_PROBLEM DETAILS_: Wherever "ylim" appears in a line, list that line.

Entries with figure data:
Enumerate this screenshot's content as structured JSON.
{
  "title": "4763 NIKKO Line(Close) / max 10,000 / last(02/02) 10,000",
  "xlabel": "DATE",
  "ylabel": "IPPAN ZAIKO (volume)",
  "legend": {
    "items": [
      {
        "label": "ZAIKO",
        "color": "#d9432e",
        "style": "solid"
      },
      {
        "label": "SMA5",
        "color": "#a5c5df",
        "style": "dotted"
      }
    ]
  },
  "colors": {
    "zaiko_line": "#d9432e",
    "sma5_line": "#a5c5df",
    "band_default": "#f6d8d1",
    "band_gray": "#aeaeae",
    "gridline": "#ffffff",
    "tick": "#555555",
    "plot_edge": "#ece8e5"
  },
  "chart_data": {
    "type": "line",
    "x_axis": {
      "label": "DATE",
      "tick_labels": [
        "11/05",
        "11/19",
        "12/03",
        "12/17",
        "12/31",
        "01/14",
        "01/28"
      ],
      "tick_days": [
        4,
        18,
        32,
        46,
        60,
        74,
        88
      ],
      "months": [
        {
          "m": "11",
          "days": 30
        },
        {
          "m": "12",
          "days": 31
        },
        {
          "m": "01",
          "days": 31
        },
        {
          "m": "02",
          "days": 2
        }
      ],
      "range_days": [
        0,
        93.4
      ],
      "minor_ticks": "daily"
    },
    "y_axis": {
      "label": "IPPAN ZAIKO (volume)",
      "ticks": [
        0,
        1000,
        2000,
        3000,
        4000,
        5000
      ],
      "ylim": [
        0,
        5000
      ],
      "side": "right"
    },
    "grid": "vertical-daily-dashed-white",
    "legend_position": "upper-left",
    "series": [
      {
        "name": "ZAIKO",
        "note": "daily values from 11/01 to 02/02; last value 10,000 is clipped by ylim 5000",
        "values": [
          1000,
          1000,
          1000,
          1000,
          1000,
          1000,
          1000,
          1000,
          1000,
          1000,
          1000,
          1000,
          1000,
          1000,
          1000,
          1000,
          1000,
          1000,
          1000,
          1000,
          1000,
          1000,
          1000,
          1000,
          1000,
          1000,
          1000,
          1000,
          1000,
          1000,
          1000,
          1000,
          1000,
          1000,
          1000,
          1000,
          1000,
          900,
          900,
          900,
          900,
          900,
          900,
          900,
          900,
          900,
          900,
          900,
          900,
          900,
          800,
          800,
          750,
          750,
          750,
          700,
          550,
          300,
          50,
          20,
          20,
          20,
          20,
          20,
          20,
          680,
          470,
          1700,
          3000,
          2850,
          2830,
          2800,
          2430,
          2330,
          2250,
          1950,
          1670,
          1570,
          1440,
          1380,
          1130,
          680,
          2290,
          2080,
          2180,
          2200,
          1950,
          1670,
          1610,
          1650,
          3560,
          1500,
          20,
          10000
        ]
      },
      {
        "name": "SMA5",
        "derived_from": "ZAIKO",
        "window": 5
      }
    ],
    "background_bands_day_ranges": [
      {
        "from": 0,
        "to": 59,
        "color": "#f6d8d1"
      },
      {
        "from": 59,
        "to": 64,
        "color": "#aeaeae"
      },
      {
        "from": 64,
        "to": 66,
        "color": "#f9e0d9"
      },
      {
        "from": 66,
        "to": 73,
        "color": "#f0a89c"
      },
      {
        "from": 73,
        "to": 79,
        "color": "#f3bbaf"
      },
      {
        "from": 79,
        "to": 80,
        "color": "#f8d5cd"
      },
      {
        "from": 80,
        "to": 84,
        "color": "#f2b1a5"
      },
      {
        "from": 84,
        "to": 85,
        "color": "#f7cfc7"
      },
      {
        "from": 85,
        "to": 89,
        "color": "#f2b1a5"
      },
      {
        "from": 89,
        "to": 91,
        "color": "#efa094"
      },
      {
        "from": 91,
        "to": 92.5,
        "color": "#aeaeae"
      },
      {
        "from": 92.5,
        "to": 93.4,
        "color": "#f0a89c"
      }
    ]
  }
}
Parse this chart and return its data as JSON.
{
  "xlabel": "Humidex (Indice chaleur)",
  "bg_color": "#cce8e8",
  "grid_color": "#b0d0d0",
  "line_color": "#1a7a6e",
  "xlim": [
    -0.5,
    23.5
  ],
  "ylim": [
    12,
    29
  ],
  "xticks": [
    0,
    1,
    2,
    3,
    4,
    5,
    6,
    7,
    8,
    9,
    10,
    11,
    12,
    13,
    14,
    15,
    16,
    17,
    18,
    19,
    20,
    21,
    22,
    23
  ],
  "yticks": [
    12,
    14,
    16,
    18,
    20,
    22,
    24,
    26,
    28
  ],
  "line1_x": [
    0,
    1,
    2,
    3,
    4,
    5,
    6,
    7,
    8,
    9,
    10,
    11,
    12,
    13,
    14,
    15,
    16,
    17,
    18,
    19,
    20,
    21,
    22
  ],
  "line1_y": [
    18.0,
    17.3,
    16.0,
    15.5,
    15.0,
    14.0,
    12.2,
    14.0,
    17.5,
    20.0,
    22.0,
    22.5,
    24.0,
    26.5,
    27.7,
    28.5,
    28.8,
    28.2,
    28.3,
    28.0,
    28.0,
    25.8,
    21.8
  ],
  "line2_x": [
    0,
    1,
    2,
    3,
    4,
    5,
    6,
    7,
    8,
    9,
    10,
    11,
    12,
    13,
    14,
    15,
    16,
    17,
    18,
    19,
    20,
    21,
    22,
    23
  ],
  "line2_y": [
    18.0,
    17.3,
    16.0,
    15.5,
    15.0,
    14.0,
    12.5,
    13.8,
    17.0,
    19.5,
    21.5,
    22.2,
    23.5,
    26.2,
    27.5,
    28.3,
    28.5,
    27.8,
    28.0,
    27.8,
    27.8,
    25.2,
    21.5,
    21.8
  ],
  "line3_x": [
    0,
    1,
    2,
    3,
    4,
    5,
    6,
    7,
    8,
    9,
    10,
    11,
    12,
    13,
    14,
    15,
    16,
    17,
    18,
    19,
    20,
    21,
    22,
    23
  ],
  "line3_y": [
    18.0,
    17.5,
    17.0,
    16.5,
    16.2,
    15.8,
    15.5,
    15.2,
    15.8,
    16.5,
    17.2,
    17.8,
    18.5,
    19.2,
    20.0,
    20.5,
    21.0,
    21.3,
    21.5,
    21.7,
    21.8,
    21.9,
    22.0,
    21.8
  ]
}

_THE SOLUTION_:
      "ylim": [
        "note": "daily values from 11/01 to 02/02; last value 10,000 is clipped by ylim 5000",
  "ylim": [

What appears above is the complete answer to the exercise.